__JOB__
In the records below, find each line containing the word "深业东岭二期" and copy it.

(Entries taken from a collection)
— start —
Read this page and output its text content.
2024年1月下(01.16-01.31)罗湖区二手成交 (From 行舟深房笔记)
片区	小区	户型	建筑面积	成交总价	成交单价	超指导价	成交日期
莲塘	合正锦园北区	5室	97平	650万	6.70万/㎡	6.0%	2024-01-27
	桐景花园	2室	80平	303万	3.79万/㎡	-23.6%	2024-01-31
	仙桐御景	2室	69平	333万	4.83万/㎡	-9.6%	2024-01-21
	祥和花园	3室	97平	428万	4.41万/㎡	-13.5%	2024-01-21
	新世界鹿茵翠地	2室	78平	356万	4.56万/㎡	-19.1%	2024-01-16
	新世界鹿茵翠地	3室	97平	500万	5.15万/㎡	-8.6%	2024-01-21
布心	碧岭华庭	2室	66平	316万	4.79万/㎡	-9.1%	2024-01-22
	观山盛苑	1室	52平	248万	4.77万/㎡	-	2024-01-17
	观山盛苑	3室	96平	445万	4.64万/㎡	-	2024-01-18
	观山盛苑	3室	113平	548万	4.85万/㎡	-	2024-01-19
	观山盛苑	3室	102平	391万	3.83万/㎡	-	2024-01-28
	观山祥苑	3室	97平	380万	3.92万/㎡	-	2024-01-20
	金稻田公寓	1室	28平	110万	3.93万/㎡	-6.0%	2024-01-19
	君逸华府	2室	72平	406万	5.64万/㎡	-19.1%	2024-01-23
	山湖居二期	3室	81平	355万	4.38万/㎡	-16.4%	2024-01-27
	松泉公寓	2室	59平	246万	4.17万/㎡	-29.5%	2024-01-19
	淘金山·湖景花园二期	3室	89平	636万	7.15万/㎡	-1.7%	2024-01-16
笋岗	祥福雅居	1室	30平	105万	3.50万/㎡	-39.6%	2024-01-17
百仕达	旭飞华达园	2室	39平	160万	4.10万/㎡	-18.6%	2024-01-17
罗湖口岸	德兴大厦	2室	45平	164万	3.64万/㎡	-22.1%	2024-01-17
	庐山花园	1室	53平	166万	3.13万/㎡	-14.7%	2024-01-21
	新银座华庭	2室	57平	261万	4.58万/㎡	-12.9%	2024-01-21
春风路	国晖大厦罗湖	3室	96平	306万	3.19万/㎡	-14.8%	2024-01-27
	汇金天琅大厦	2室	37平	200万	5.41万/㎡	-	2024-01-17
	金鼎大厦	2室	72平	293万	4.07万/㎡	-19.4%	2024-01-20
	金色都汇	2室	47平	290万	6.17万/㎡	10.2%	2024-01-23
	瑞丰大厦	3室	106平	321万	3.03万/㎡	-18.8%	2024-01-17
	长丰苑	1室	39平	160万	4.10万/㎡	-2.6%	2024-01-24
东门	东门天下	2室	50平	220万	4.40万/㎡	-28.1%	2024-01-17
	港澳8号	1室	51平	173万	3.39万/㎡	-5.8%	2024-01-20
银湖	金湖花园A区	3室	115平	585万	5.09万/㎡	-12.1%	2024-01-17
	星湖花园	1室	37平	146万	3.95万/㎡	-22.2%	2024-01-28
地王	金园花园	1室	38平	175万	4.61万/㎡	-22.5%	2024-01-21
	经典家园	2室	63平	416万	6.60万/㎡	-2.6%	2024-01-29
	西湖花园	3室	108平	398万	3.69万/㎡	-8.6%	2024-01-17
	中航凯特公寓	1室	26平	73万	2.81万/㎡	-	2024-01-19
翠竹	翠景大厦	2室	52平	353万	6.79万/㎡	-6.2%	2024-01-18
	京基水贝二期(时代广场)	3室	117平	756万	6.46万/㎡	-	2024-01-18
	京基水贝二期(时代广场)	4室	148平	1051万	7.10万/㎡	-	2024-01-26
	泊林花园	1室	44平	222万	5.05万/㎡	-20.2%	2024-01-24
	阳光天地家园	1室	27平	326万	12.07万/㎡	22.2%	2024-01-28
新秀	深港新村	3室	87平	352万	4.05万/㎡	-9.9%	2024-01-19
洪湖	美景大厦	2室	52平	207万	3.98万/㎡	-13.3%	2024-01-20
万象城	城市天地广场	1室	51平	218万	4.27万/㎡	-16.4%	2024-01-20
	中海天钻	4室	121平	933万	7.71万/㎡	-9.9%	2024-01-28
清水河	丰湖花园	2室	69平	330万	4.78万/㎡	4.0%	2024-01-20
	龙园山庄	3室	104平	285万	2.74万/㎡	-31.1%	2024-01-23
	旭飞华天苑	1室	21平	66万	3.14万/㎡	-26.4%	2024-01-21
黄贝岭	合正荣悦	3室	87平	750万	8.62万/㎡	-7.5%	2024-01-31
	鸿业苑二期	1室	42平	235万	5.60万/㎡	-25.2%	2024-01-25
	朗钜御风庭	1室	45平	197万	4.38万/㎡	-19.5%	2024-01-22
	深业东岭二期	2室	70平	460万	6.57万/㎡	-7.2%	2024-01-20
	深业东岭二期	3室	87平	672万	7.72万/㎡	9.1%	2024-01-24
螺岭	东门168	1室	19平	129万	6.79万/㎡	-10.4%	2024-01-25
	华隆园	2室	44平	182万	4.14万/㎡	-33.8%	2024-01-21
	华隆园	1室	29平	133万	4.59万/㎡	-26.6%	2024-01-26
— end —
__PROBLEM SOLUTION__
	深业东岭二期	2室	70平	460万	6.57万/㎡	-7.2%	2024-01-20
	深业东岭二期	3室	87平	672万	7.72万/㎡	9.1%	2024-01-24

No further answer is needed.